[Rows taken from a dataset]

-=-=-=-=-

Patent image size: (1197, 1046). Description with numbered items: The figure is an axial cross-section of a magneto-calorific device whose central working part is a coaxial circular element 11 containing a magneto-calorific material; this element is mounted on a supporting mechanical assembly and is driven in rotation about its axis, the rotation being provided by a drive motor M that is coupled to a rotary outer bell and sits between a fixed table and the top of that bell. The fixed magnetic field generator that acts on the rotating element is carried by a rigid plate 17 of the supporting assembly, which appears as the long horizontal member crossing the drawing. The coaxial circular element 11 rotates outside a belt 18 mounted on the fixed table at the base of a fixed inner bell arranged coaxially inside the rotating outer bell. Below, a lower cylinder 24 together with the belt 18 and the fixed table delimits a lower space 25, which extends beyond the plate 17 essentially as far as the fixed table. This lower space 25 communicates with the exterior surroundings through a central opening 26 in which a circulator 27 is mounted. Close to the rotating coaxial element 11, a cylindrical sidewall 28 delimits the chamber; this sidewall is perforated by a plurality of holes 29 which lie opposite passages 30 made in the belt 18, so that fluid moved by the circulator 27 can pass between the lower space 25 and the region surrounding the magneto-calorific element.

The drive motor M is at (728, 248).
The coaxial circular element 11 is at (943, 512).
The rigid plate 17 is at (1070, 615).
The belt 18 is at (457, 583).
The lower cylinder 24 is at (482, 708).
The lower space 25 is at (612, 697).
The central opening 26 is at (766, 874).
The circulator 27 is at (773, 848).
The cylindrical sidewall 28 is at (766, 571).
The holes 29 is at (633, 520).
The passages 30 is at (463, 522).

-=-=-=-=-

_What this task involves_:
Reproduce verbatim everything from the start of the records down to the line containing "The circulator 27 is at (773, 848).", including that line.

_Correct answer_:
Patent image size: (1197, 1046). Description with numbered items: The figure is an axial cross-section of a magneto-calorific device whose central working part is a coaxial circular element 11 containing a magneto-calorific material; this element is mounted on a supporting mechanical assembly and is driven in rotation about its axis, the rotation being provided by a drive motor M that is coupled to a rotary outer bell and sits between a fixed table and the top of that bell. The fixed magnetic field generator that acts on the rotating element is carried by a rigid plate 17 of the supporting assembly, which appears as the long horizontal member crossing the drawing. The coaxial circular element 11 rotates outside a belt 18 mounted on the fixed table at the base of a fixed inner bell arranged coaxially inside the rotating outer bell. Below, a lower cylinder 24 together with the belt 18 and the fixed table delimits a lower space 25, which extends beyond the plate 17 essentially as far as the fixed table. This lower space 25 communicates with the exterior surroundings through a central opening 26 in which a circulator 27 is mounted. Close to the rotating coaxial element 11, a cylindrical sidewall 28 delimits the chamber; this sidewall is perforated by a plurality of holes 29 which lie opposite passages 30 made in the belt 18, so that fluid moved by the circulator 27 can pass between the lower space 25 and the region surrounding the magneto-calorific element.

The drive motor M is at (728, 248).
The coaxial circular element 11 is at (943, 512).
The rigid plate 17 is at (1070, 615).
The belt 18 is at (457, 583).
The lower cylinder 24 is at (482, 708).
The lower space 25 is at (612, 697).
The central opening 26 is at (766, 874).
The circulator 27 is at (773, 848).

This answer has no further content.